◆ Consigne
Comment se traduit en anglais la phrase suivante de l'extrait source : « Même si les résultats varient, les élasticités estimées par ces études se situent en grande majorité proches de celles estimées dans cette étude. » ?

◆ Extrait source
#####

Avec de si petites hausses des prix, il n’est pas étonnant que la croissance de l’emploi se soit maintenue à San Jose et qu’aucun transfert d’emploi vers sa banlieue ne se soit réalisée! L’étude contient aussi une annexe qui présente les résultats d’autres études du genre, même si moins exhaustives (notamment sur le nombre de plats examinés). Même si les résultats varient, les élasticités estimées par ces études se situent en grande majorité proches de celles estimées dans cette étude. Bref, il est clair que l’impact d’une hausse du salaire minimum a beaucoup moins d’impact sur les prix des repas au restaurant et sur l’emploi que la théorie économique orthodoxe ne le considère.

#####

◆ Données fournies
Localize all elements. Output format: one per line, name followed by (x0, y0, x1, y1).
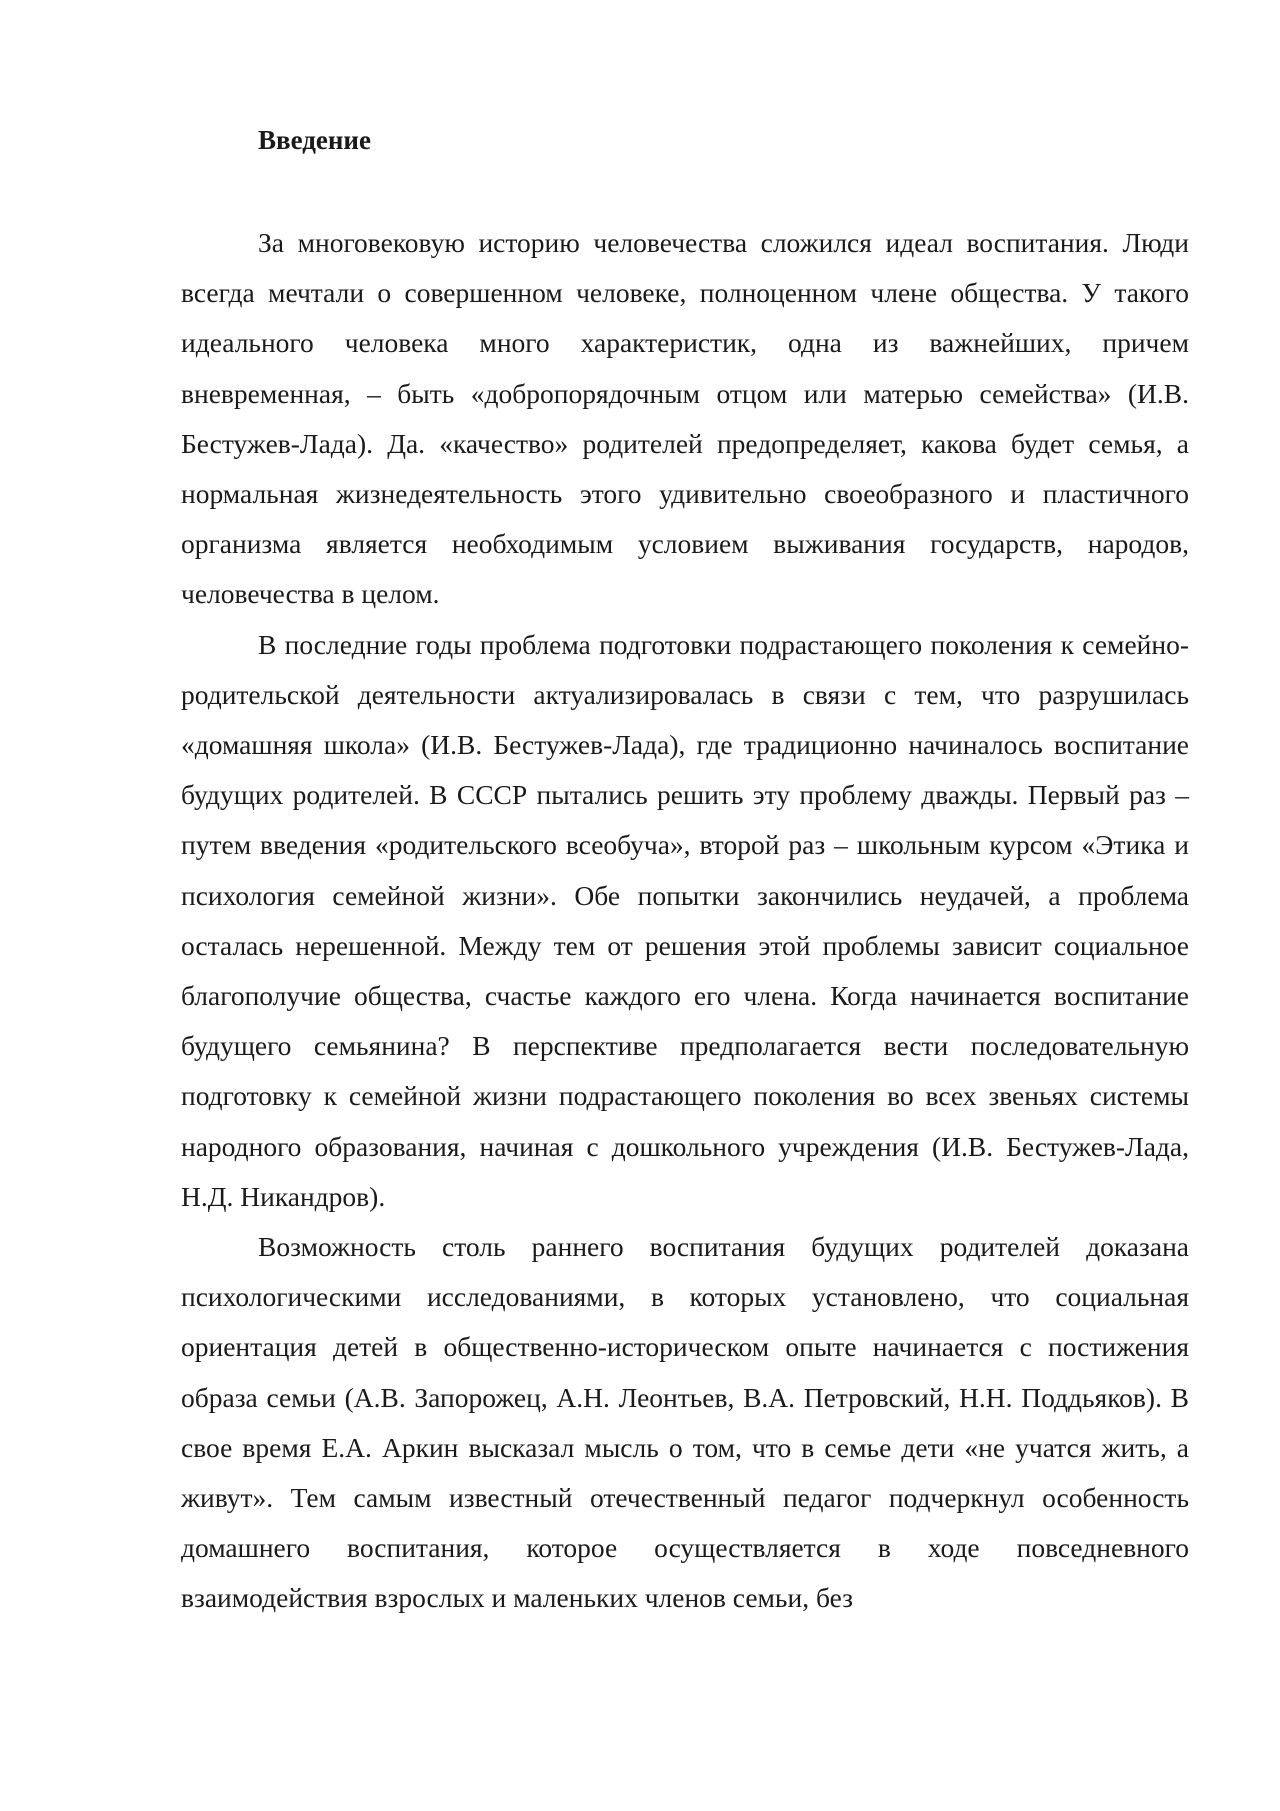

#####

◆ Réponse
Even though the results vary, the elasticities estimated by these studies are, for the most part, close to those estimated in this study.